--- begin RECORDS SUPPLIED ---

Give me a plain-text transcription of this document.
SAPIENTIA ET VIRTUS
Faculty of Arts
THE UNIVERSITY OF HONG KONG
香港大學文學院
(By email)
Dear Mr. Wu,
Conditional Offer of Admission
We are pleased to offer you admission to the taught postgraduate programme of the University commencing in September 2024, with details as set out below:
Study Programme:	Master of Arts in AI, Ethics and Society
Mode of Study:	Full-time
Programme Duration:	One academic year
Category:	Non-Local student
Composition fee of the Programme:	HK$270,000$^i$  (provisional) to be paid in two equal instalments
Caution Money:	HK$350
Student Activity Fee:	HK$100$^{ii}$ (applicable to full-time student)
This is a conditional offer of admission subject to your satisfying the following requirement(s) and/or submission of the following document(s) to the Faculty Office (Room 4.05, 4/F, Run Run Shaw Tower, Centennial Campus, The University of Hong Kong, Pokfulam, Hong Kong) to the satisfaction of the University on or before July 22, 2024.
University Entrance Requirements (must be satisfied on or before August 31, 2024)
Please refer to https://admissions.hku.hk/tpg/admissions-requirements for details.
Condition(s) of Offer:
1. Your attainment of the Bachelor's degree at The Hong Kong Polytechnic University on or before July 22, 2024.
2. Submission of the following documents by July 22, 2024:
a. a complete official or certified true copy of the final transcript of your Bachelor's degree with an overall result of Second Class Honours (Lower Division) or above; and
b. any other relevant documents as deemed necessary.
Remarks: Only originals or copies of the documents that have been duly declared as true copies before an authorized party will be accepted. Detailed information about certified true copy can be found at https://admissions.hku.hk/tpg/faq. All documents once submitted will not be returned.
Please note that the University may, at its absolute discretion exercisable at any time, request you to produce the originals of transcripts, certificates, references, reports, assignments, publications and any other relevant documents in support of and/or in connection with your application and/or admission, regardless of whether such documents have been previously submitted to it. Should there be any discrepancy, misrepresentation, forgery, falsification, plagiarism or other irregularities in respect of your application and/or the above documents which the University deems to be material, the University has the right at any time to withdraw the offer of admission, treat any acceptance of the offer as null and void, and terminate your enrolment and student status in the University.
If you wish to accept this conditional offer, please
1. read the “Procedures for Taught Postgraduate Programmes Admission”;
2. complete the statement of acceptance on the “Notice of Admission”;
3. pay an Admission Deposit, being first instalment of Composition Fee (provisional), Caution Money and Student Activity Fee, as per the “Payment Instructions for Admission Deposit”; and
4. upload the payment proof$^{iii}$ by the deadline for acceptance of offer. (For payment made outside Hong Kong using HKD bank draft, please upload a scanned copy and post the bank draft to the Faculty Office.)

--- end RECORDS SUPPLIED ---

EXERCISE DETAILS:
Above are the records; retype them all without a single difference.

TASK ANSWER:
Give me a plain-text transcription of this document.
SAPIENTIA ET VIRTUS
Faculty of Arts
THE UNIVERSITY OF HONG KONG
香港大學文學院
(By email)
Dear Mr. Wu,
Conditional Offer of Admission
We are pleased to offer you admission to the taught postgraduate programme of the University commencing in September 2024, with details as set out below:
Study Programme:	Master of Arts in AI, Ethics and Society
Mode of Study:	Full-time
Programme Duration:	One academic year
Category:	Non-Local student
Composition fee of the Programme:	HK$270,000$^i$  (provisional) to be paid in two equal instalments
Caution Money:	HK$350
Student Activity Fee:	HK$100$^{ii}$ (applicable to full-time student)
This is a conditional offer of admission subject to your satisfying the following requirement(s) and/or submission of the following document(s) to the Faculty Office (Room 4.05, 4/F, Run Run Shaw Tower, Centennial Campus, The University of Hong Kong, Pokfulam, Hong Kong) to the satisfaction of the University on or before July 22, 2024.
University Entrance Requirements (must be satisfied on or before August 31, 2024)
Please refer to https://admissions.hku.hk/tpg/admissions-requirements for details.
Condition(s) of Offer:
1. Your attainment of the Bachelor's degree at The Hong Kong Polytechnic University on or before July 22, 2024.
2. Submission of the following documents by July 22, 2024:
a. a complete official or certified true copy of the final transcript of your Bachelor's degree with an overall result of Second Class Honours (Lower Division) or above; and
b. any other relevant documents as deemed necessary.
Remarks: Only originals or copies of the documents that have been duly declared as true copies before an authorized party will be accepted. Detailed information about certified true copy can be found at https://admissions.hku.hk/tpg/faq. All documents once submitted will not be returned.
Please note that the University may, at its absolute discretion exercisable at any time, request you to produce the originals of transcripts, certificates, references, reports, assignments, publications and any other relevant documents in support of and/or in connection with your application and/or admission, regardless of whether such documents have been previously submitted to it. Should there be any discrepancy, misrepresentation, forgery, falsification, plagiarism or other irregularities in respect of your application and/or the above documents which the University deems to be material, the University has the right at any time to withdraw the offer of admission, treat any acceptance of the offer as null and void, and terminate your enrolment and student status in the University.
If you wish to accept this conditional offer, please
1. read the “Procedures for Taught Postgraduate Programmes Admission”;
2. complete the statement of acceptance on the “Notice of Admission”;
3. pay an Admission Deposit, being first instalment of Composition Fee (provisional), Caution Money and Student Activity Fee, as per the “Payment Instructions for Admission Deposit”; and
4. upload the payment proof$^{iii}$ by the deadline for acceptance of offer. (For payment made outside Hong Kong using HKD bank draft, please upload a scanned copy and post the bank draft to the Faculty Office.)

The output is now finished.